• Goal of the exercise: Repeat the entries that follow verbatim, without any of their pictures.

[Saved entries]
- - -
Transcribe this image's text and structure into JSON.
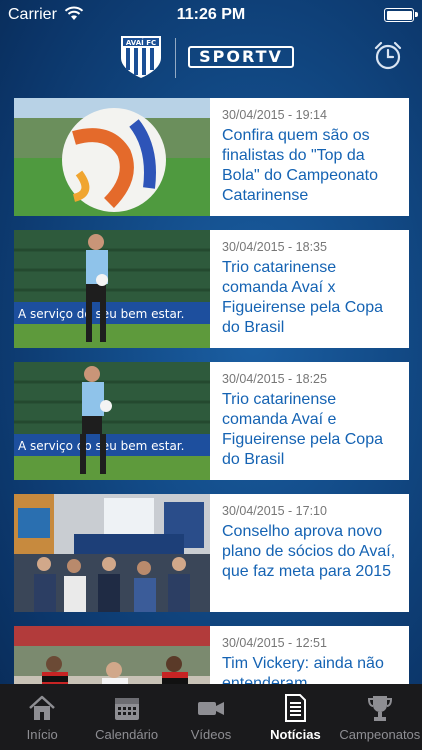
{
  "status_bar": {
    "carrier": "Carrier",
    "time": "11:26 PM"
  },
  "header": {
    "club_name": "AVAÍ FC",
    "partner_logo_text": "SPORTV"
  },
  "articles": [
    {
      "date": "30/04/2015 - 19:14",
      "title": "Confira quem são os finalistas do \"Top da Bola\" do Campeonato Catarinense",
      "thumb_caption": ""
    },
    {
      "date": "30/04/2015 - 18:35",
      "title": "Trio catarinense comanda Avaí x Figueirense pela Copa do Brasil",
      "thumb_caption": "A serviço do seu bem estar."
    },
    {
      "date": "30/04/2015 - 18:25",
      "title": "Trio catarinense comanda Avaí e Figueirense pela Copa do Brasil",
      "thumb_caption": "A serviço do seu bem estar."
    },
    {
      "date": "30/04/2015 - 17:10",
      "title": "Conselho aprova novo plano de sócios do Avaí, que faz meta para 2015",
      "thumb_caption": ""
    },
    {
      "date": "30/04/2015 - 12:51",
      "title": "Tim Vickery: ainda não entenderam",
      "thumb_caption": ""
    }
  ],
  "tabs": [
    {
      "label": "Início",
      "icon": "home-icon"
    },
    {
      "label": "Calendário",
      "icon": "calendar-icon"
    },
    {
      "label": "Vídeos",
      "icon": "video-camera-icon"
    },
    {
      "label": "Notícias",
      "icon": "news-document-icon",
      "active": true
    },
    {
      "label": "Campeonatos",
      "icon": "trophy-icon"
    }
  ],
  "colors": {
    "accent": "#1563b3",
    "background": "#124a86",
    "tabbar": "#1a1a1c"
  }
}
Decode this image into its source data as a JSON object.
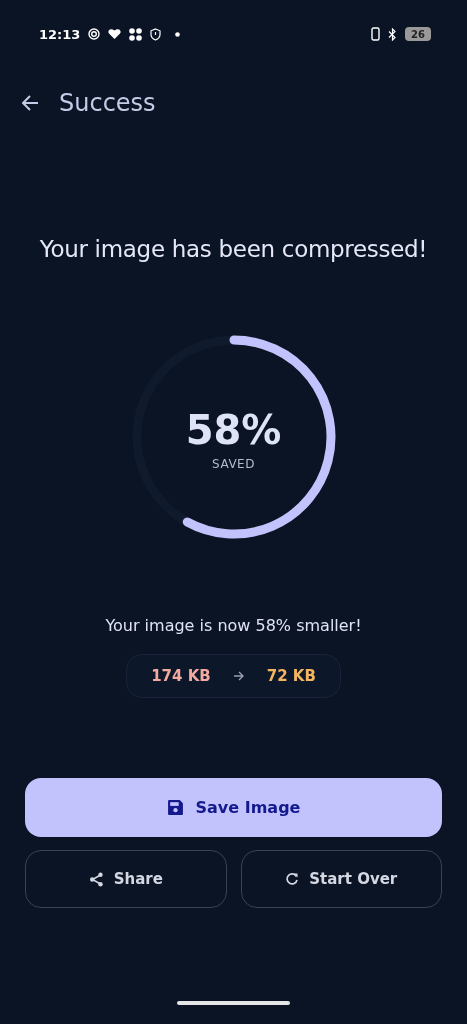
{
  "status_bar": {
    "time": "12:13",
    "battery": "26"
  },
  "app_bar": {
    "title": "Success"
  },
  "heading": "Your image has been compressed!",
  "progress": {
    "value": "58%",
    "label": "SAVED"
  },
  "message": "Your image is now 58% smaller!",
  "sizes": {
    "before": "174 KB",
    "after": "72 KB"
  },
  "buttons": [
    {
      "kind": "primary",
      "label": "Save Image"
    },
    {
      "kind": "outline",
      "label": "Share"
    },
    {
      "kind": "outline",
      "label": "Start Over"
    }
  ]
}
- - -
• Output of the exercise:
Transcribe this image's text and structure into JSON.
{
  "status_bar": {
    "carrier": "Carrier",
    "time": "11:26 PM"
  },
  "header": {
    "club_name": "AVAÍ FC",
    "partner_logo_text": "SPORTV"
  },
  "articles": [
    {
      "date": "30/04/2015 - 19:14",
      "title": "Confira quem são os finalistas do \"Top da Bola\" do Campeonato Catarinense",
      "thumb_caption": ""
    },
    {
      "date": "30/04/2015 - 18:35",
      "title": "Trio catarinense comanda Avaí x Figueirense pela Copa do Brasil",
      "thumb_caption": "A serviço do seu bem estar."
    },
    {
      "date": "30/04/2015 - 18:25",
      "title": "Trio catarinense comanda Avaí e Figueirense pela Copa do Brasil",
      "thumb_caption": "A serviço do seu bem estar."
    },
    {
      "date": "30/04/2015 - 17:10",
      "title": "Conselho aprova novo plano de sócios do Avaí, que faz meta para 2015",
      "thumb_caption": ""
    },
    {
      "date": "30/04/2015 - 12:51",
      "title": "Tim Vickery: ainda não entenderam",
      "thumb_caption": ""
    }
  ],
  "tabs": [
    {
      "label": "Início",
      "icon": "home-icon"
    },
    {
      "label": "Calendário",
      "icon": "calendar-icon"
    },
    {
      "label": "Vídeos",
      "icon": "video-camera-icon"
    },
    {
      "label": "Notícias",
      "icon": "news-document-icon",
      "active": true
    },
    {
      "label": "Campeonatos",
      "icon": "trophy-icon"
    }
  ],
  "colors": {
    "accent": "#1563b3",
    "background": "#124a86",
    "tabbar": "#1a1a1c"
  }
}
Decode this image into its source data as a JSON object.
{
  "status_bar": {
    "time": "12:13",
    "battery": "26"
  },
  "app_bar": {
    "title": "Success"
  },
  "heading": "Your image has been compressed!",
  "progress": {
    "value": "58%",
    "label": "SAVED"
  },
  "message": "Your image is now 58% smaller!",
  "sizes": {
    "before": "174 KB",
    "after": "72 KB"
  },
  "buttons": [
    {
      "kind": "primary",
      "label": "Save Image"
    },
    {
      "kind": "outline",
      "label": "Share"
    },
    {
      "kind": "outline",
      "label": "Start Over"
    }
  ]
}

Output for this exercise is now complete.